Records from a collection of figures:
>>>
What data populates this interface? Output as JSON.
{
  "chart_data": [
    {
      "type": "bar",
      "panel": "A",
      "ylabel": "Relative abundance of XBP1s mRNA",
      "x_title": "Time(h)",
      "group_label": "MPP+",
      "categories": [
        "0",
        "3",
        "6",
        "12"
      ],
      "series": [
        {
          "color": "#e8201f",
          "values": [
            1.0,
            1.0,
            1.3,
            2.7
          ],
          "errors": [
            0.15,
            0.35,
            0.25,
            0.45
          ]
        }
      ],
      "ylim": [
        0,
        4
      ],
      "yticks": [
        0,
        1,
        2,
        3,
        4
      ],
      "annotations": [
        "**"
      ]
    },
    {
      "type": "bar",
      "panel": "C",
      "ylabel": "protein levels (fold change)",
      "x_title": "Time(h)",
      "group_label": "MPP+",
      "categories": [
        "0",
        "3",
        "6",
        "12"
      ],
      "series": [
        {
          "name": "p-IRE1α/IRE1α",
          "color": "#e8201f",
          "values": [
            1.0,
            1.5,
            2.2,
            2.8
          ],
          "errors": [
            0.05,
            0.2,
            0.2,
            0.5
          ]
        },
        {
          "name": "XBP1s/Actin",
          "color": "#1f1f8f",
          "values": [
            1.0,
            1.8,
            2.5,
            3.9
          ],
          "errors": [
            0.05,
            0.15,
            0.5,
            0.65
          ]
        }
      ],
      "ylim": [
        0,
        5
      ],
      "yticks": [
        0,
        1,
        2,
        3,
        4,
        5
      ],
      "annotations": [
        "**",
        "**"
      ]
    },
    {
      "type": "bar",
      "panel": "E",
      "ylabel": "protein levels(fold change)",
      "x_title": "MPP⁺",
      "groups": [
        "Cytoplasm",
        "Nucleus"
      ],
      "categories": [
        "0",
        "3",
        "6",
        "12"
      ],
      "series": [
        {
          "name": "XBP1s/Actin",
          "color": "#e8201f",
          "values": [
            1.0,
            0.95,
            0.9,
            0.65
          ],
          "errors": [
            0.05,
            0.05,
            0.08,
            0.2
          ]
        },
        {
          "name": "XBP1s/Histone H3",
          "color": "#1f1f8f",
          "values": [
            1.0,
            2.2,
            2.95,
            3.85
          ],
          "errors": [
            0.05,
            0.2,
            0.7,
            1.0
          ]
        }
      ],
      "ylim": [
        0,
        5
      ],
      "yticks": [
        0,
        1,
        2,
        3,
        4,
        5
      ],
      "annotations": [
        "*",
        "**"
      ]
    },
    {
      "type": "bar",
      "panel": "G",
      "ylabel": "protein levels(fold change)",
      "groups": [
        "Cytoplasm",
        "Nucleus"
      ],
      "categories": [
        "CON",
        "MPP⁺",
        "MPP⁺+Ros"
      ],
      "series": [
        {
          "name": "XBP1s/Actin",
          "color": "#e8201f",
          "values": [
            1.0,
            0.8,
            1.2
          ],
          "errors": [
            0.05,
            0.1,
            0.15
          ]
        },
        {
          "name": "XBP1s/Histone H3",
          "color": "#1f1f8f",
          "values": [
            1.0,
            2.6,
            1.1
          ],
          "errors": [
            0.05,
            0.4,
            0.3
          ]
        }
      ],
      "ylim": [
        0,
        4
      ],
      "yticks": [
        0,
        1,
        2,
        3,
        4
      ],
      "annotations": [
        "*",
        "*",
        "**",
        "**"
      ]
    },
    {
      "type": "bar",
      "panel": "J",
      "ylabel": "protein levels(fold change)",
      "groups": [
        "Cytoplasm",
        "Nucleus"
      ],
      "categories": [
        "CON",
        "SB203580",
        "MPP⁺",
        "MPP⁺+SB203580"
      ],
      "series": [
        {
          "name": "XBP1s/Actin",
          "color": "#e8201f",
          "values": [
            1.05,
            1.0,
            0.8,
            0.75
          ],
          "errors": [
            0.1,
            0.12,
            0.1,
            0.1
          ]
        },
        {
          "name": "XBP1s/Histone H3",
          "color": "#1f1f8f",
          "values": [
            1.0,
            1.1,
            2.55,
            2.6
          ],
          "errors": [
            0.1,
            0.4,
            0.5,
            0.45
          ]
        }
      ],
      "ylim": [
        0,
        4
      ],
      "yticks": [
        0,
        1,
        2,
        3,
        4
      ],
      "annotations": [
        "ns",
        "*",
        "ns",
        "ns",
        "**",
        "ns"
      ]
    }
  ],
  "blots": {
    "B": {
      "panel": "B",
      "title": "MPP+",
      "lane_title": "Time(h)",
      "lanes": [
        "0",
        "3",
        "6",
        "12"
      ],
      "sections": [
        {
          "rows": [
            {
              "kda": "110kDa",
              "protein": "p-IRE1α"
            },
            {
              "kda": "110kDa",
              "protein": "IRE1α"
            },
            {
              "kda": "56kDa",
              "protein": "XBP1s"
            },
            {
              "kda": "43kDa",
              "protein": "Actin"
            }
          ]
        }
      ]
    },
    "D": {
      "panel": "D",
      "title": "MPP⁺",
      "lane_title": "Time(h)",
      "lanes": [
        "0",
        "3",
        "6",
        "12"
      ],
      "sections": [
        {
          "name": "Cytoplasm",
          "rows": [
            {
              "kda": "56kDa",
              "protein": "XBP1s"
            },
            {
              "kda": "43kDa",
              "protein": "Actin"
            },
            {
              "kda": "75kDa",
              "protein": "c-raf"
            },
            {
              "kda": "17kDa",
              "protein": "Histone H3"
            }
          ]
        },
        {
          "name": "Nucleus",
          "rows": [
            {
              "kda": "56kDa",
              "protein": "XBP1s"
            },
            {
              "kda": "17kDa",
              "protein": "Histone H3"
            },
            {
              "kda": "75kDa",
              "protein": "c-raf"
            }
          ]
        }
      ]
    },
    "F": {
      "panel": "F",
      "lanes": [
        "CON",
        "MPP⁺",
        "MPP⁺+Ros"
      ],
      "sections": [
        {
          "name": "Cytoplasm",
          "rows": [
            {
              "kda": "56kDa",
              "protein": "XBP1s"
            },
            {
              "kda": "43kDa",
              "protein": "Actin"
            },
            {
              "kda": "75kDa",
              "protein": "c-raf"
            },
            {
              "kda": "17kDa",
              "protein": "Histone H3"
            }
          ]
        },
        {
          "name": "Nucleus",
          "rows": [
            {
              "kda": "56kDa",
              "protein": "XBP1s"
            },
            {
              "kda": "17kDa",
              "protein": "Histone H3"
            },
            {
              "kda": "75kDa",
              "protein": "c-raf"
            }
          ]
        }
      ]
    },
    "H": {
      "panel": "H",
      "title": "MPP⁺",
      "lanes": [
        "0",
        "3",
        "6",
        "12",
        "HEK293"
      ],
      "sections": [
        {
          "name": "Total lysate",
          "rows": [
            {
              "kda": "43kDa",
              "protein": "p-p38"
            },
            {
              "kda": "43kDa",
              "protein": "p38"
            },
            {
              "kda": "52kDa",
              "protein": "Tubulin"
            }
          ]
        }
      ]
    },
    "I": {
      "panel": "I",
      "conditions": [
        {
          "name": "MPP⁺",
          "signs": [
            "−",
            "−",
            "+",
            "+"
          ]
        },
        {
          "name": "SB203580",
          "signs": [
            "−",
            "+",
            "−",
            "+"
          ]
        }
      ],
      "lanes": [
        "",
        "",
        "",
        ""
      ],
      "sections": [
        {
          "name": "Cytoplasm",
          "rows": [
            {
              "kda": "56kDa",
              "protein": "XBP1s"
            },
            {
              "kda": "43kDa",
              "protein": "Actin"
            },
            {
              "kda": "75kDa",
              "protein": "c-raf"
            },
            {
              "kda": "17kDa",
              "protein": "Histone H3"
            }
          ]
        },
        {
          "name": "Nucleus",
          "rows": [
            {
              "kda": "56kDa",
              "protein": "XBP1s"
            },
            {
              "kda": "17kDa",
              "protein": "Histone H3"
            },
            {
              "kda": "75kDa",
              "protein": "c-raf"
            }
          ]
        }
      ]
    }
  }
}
<<<
A single figure is all that is needed: the number of lines above that contain the string "panel".

10